TASK OBJECTIVE
Leaving out the pictures, please retype each record exactly.
***
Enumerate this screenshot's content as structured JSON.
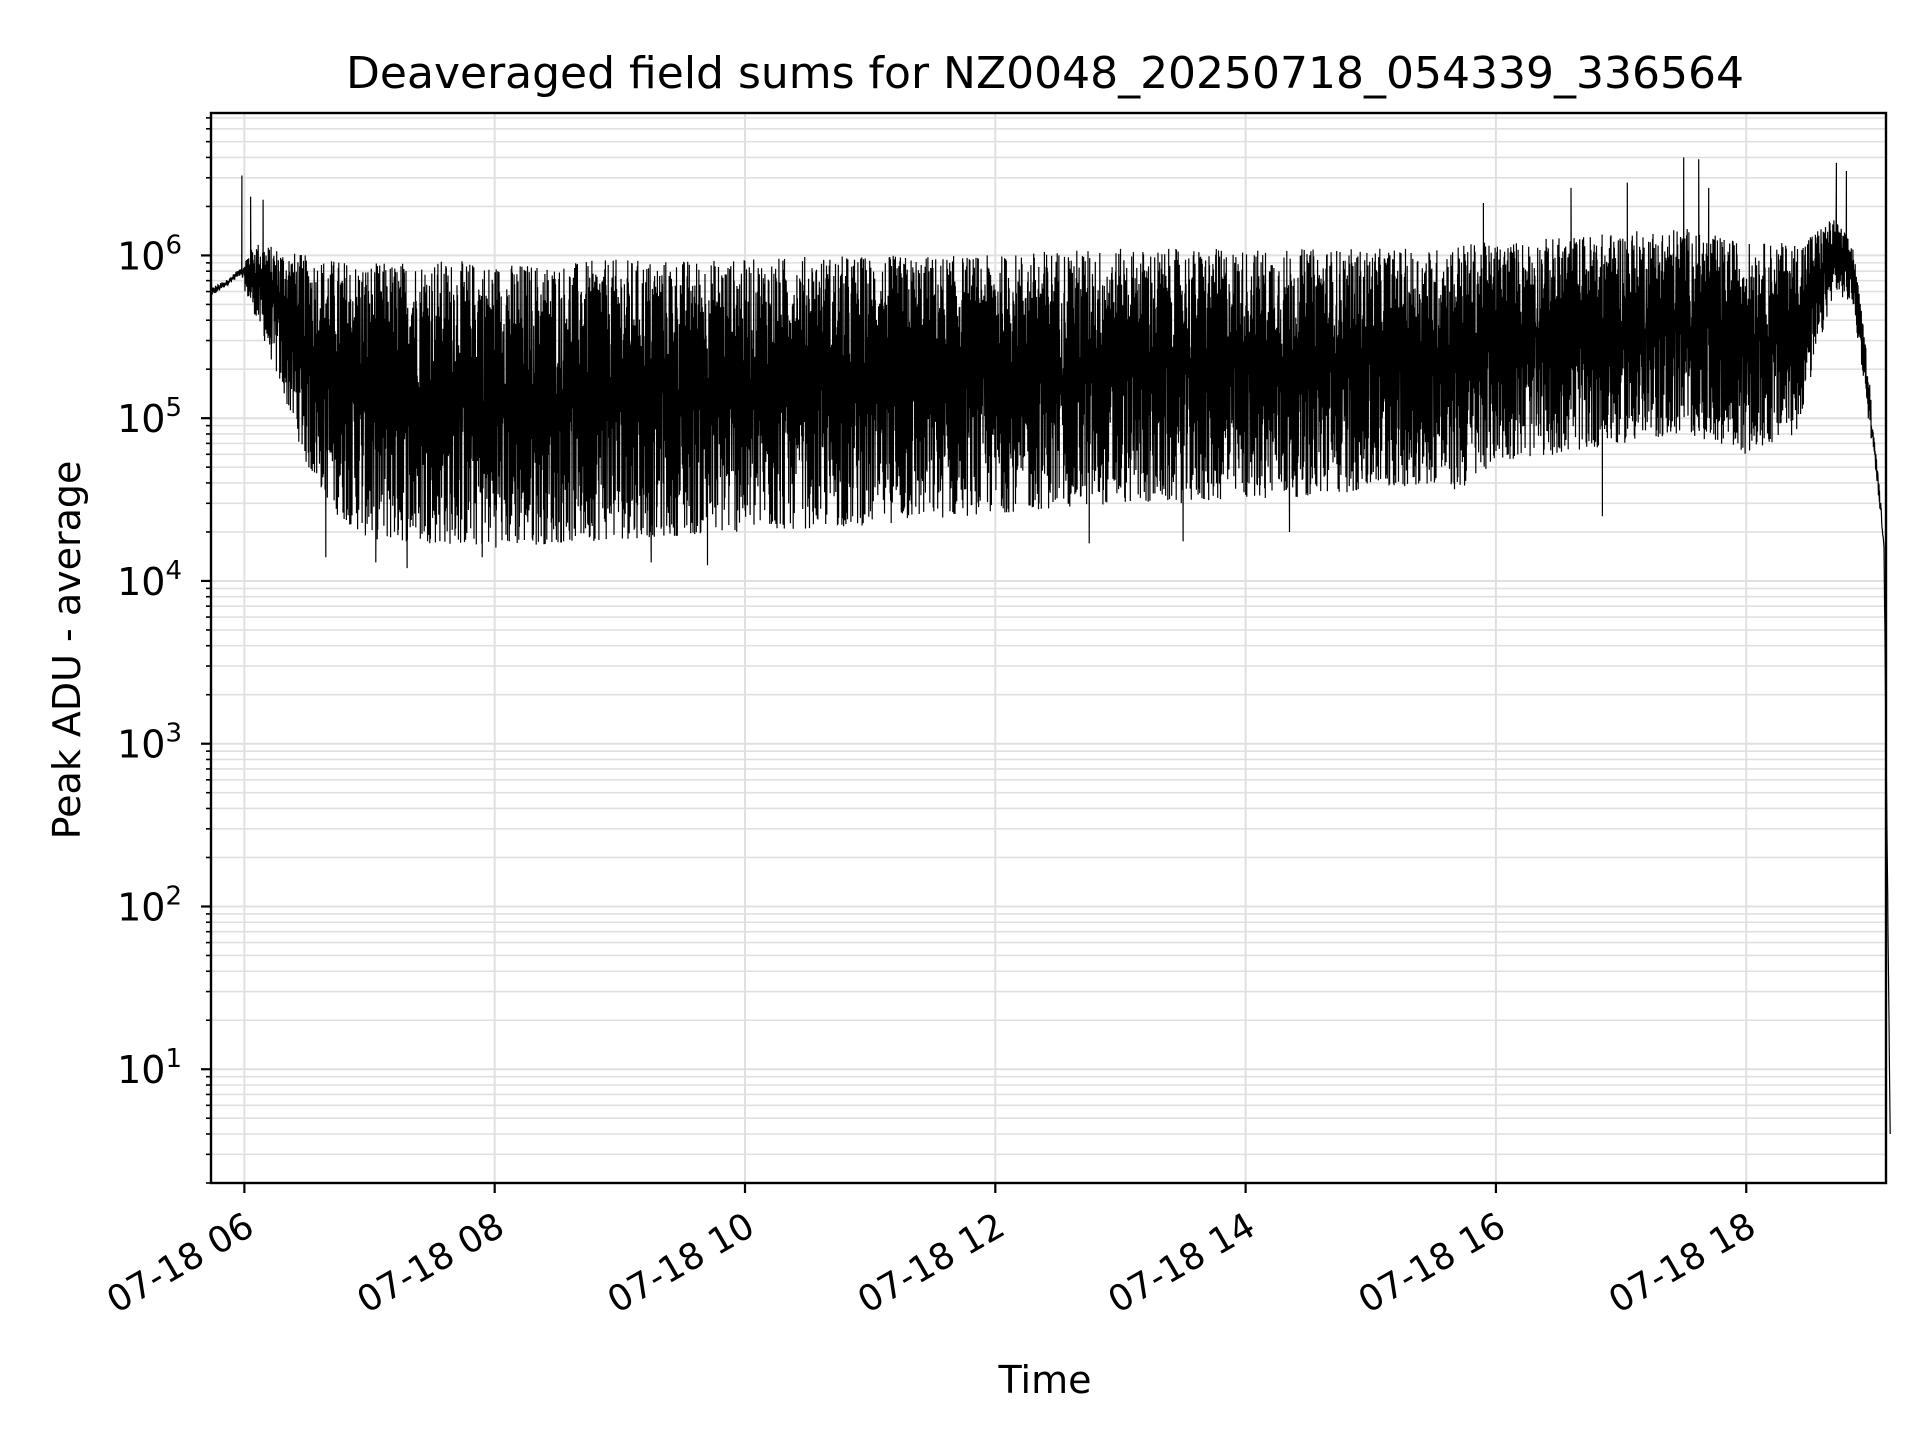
{
  "chart_data": {
    "type": "line",
    "title": "Deaveraged field sums for NZ0048_20250718_054339_336564",
    "xlabel": "Time",
    "ylabel": "Peak ADU - average",
    "yscale": "log",
    "ylim": [
      2,
      7500000
    ],
    "xlim": [
      "07-18 05:44",
      "07-18 19:07"
    ],
    "grid": true,
    "line_color": "#000000",
    "grid_color": "#e0e0e0",
    "x_ticks": [
      {
        "label": "07-18 06",
        "hour": 6
      },
      {
        "label": "07-18 08",
        "hour": 8
      },
      {
        "label": "07-18 10",
        "hour": 10
      },
      {
        "label": "07-18 12",
        "hour": 12
      },
      {
        "label": "07-18 14",
        "hour": 14
      },
      {
        "label": "07-18 16",
        "hour": 16
      },
      {
        "label": "07-18 18",
        "hour": 18
      }
    ],
    "y_ticks": [
      {
        "base": "10",
        "exp": "1",
        "value": 10
      },
      {
        "base": "10",
        "exp": "2",
        "value": 100
      },
      {
        "base": "10",
        "exp": "3",
        "value": 1000
      },
      {
        "base": "10",
        "exp": "4",
        "value": 10000
      },
      {
        "base": "10",
        "exp": "5",
        "value": 100000
      },
      {
        "base": "10",
        "exp": "6",
        "value": 1000000
      }
    ],
    "envelope_hours": [
      5.73,
      5.85,
      5.97,
      6.1,
      6.3,
      6.5,
      6.75,
      7.0,
      7.5,
      8.0,
      8.5,
      9.0,
      9.5,
      10.0,
      10.5,
      11.0,
      11.5,
      12.0,
      12.5,
      13.0,
      13.5,
      14.0,
      14.5,
      15.0,
      15.5,
      15.7,
      16.0,
      16.5,
      17.0,
      17.5,
      17.8,
      18.0,
      18.4,
      18.7,
      18.85,
      18.95,
      19.05,
      19.1,
      19.15
    ],
    "upper_envelope": [
      700000,
      750000,
      900000,
      1200000,
      1100000,
      1000000,
      950000,
      900000,
      950000,
      900000,
      900000,
      950000,
      950000,
      950000,
      1000000,
      1000000,
      1000000,
      1000000,
      1100000,
      1100000,
      1100000,
      1100000,
      1100000,
      1100000,
      1100000,
      1200000,
      1200000,
      1300000,
      1400000,
      1500000,
      1300000,
      1200000,
      1200000,
      1700000,
      1200000,
      300000,
      60000,
      20000,
      4
    ],
    "lower_envelope": [
      500000,
      600000,
      700000,
      400000,
      150000,
      50000,
      25000,
      18000,
      17000,
      16000,
      17000,
      18000,
      19000,
      20000,
      21000,
      22000,
      24000,
      26000,
      28000,
      30000,
      30000,
      32000,
      33000,
      36000,
      40000,
      35000,
      55000,
      60000,
      70000,
      80000,
      70000,
      60000,
      80000,
      600000,
      500000,
      150000,
      30000,
      15000,
      4
    ],
    "spikes": [
      {
        "hour": 5.98,
        "value": 3100000
      },
      {
        "hour": 6.05,
        "value": 2300000
      },
      {
        "hour": 6.15,
        "value": 2200000
      },
      {
        "hour": 15.9,
        "value": 2100000
      },
      {
        "hour": 16.6,
        "value": 2600000
      },
      {
        "hour": 17.05,
        "value": 2800000
      },
      {
        "hour": 17.5,
        "value": 4000000
      },
      {
        "hour": 17.62,
        "value": 3900000
      },
      {
        "hour": 17.7,
        "value": 2600000
      },
      {
        "hour": 18.72,
        "value": 3700000
      },
      {
        "hour": 18.8,
        "value": 3300000
      }
    ],
    "dips": [
      {
        "hour": 6.65,
        "value": 14000
      },
      {
        "hour": 7.05,
        "value": 13000
      },
      {
        "hour": 7.3,
        "value": 12000
      },
      {
        "hour": 7.9,
        "value": 14000
      },
      {
        "hour": 9.25,
        "value": 13000
      },
      {
        "hour": 9.7,
        "value": 12500
      },
      {
        "hour": 12.75,
        "value": 17000
      },
      {
        "hour": 13.5,
        "value": 17500
      },
      {
        "hour": 14.35,
        "value": 20000
      },
      {
        "hour": 16.85,
        "value": 25000
      }
    ]
  }
}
***
RESULT
Enumerate this screenshot's content as structured JSON.
{
  "chart_data": {
    "type": "line",
    "title": "Deaveraged field sums for NZ0048_20250718_054339_336564",
    "xlabel": "Time",
    "ylabel": "Peak ADU - average",
    "yscale": "log",
    "ylim": [
      2,
      7500000
    ],
    "xlim": [
      "07-18 05:44",
      "07-18 19:07"
    ],
    "grid": true,
    "line_color": "#000000",
    "grid_color": "#e0e0e0",
    "x_ticks": [
      {
        "label": "07-18 06",
        "hour": 6
      },
      {
        "label": "07-18 08",
        "hour": 8
      },
      {
        "label": "07-18 10",
        "hour": 10
      },
      {
        "label": "07-18 12",
        "hour": 12
      },
      {
        "label": "07-18 14",
        "hour": 14
      },
      {
        "label": "07-18 16",
        "hour": 16
      },
      {
        "label": "07-18 18",
        "hour": 18
      }
    ],
    "y_ticks": [
      {
        "base": "10",
        "exp": "1",
        "value": 10
      },
      {
        "base": "10",
        "exp": "2",
        "value": 100
      },
      {
        "base": "10",
        "exp": "3",
        "value": 1000
      },
      {
        "base": "10",
        "exp": "4",
        "value": 10000
      },
      {
        "base": "10",
        "exp": "5",
        "value": 100000
      },
      {
        "base": "10",
        "exp": "6",
        "value": 1000000
      }
    ],
    "envelope_hours": [
      5.73,
      5.85,
      5.97,
      6.1,
      6.3,
      6.5,
      6.75,
      7.0,
      7.5,
      8.0,
      8.5,
      9.0,
      9.5,
      10.0,
      10.5,
      11.0,
      11.5,
      12.0,
      12.5,
      13.0,
      13.5,
      14.0,
      14.5,
      15.0,
      15.5,
      15.7,
      16.0,
      16.5,
      17.0,
      17.5,
      17.8,
      18.0,
      18.4,
      18.7,
      18.85,
      18.95,
      19.05,
      19.1,
      19.15
    ],
    "upper_envelope": [
      700000,
      750000,
      900000,
      1200000,
      1100000,
      1000000,
      950000,
      900000,
      950000,
      900000,
      900000,
      950000,
      950000,
      950000,
      1000000,
      1000000,
      1000000,
      1000000,
      1100000,
      1100000,
      1100000,
      1100000,
      1100000,
      1100000,
      1100000,
      1200000,
      1200000,
      1300000,
      1400000,
      1500000,
      1300000,
      1200000,
      1200000,
      1700000,
      1200000,
      300000,
      60000,
      20000,
      4
    ],
    "lower_envelope": [
      500000,
      600000,
      700000,
      400000,
      150000,
      50000,
      25000,
      18000,
      17000,
      16000,
      17000,
      18000,
      19000,
      20000,
      21000,
      22000,
      24000,
      26000,
      28000,
      30000,
      30000,
      32000,
      33000,
      36000,
      40000,
      35000,
      55000,
      60000,
      70000,
      80000,
      70000,
      60000,
      80000,
      600000,
      500000,
      150000,
      30000,
      15000,
      4
    ],
    "spikes": [
      {
        "hour": 5.98,
        "value": 3100000
      },
      {
        "hour": 6.05,
        "value": 2300000
      },
      {
        "hour": 6.15,
        "value": 2200000
      },
      {
        "hour": 15.9,
        "value": 2100000
      },
      {
        "hour": 16.6,
        "value": 2600000
      },
      {
        "hour": 17.05,
        "value": 2800000
      },
      {
        "hour": 17.5,
        "value": 4000000
      },
      {
        "hour": 17.62,
        "value": 3900000
      },
      {
        "hour": 17.7,
        "value": 2600000
      },
      {
        "hour": 18.72,
        "value": 3700000
      },
      {
        "hour": 18.8,
        "value": 3300000
      }
    ],
    "dips": [
      {
        "hour": 6.65,
        "value": 14000
      },
      {
        "hour": 7.05,
        "value": 13000
      },
      {
        "hour": 7.3,
        "value": 12000
      },
      {
        "hour": 7.9,
        "value": 14000
      },
      {
        "hour": 9.25,
        "value": 13000
      },
      {
        "hour": 9.7,
        "value": 12500
      },
      {
        "hour": 12.75,
        "value": 17000
      },
      {
        "hour": 13.5,
        "value": 17500
      },
      {
        "hour": 14.35,
        "value": 20000
      },
      {
        "hour": 16.85,
        "value": 25000
      }
    ]
  }
}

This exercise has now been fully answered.